%%

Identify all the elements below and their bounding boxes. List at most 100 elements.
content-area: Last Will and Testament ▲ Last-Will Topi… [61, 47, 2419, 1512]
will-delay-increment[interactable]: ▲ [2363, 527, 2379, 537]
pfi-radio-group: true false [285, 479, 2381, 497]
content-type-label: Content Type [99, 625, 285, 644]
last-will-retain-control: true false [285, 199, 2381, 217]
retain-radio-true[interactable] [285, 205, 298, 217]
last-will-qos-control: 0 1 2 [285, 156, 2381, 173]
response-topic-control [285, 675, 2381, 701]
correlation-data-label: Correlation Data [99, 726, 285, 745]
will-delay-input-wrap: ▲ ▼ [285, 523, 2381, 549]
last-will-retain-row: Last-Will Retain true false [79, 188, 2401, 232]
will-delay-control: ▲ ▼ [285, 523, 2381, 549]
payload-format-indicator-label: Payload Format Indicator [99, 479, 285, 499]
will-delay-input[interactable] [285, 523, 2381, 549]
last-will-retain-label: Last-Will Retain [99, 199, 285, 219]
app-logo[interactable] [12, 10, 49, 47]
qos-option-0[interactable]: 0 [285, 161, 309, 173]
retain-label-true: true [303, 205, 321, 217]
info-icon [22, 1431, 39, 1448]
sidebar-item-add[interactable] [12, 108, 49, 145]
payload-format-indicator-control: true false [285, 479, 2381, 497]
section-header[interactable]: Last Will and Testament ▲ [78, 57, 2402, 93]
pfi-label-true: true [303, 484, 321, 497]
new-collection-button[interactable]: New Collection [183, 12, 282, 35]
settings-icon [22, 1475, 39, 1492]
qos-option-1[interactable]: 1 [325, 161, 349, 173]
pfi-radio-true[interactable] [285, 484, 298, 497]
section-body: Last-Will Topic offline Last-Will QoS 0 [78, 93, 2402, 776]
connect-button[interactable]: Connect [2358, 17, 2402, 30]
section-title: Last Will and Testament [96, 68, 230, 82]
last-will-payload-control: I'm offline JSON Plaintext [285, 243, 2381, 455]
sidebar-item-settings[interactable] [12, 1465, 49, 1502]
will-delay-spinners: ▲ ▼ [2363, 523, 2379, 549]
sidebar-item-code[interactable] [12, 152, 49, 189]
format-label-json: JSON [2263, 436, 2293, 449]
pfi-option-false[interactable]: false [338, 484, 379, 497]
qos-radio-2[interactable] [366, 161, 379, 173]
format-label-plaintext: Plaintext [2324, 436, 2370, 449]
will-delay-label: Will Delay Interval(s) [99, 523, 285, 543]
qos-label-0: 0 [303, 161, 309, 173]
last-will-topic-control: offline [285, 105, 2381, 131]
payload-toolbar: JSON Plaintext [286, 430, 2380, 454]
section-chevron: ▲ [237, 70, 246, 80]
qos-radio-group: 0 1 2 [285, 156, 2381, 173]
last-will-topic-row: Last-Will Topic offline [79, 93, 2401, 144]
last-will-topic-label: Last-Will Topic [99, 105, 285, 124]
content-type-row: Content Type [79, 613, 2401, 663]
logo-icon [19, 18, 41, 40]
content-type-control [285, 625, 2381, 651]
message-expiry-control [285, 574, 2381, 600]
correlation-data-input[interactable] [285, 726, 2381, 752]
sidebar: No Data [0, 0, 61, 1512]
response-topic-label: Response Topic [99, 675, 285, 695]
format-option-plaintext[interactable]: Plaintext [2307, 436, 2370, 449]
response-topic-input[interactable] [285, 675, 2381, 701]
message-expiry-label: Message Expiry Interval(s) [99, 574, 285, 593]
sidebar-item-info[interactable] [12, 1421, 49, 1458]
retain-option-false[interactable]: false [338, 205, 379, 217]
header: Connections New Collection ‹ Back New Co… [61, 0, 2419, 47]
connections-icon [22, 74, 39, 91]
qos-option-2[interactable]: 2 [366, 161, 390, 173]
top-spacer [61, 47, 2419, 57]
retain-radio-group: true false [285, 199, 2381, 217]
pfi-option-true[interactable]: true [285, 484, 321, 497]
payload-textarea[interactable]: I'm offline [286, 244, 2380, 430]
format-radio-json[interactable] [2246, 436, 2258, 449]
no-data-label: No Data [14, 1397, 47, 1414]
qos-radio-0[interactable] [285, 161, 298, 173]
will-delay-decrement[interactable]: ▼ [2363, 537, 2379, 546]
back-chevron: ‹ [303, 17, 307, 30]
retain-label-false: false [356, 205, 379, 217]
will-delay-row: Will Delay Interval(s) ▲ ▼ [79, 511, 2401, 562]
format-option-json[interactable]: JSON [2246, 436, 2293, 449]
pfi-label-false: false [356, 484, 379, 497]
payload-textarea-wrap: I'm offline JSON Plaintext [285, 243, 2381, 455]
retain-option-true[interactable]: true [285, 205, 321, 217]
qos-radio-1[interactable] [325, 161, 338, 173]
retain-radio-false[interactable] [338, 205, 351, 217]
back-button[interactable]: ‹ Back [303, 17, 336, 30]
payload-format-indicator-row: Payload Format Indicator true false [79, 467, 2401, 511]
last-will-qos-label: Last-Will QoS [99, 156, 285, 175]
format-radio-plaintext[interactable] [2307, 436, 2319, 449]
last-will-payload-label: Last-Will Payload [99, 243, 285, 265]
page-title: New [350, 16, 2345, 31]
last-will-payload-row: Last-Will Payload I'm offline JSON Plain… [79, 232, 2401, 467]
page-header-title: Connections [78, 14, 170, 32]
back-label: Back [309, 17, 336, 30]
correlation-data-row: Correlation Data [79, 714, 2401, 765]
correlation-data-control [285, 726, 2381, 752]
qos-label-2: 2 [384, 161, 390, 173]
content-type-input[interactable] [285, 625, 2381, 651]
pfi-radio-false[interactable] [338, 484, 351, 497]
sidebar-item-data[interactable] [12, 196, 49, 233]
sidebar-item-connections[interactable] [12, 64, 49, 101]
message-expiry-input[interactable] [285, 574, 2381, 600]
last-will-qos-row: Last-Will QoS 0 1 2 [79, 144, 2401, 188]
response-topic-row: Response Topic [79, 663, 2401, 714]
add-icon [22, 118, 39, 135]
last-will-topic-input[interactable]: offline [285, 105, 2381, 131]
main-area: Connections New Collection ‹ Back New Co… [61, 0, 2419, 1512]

%%

> [What is needed]: Pull out the lines of the listing from its very first line through the line containing "pfi-radio-group: true false", including both, and reproduce them word for word.

> [Answer to the exercise]:
Identify all the elements below and their bounding boxes. List at most 100 elements.
content-area: Last Will and Testament ▲ Last-Will Topi… [61, 47, 2419, 1512]
will-delay-increment[interactable]: ▲ [2363, 527, 2379, 537]
pfi-radio-group: true false [285, 479, 2381, 497]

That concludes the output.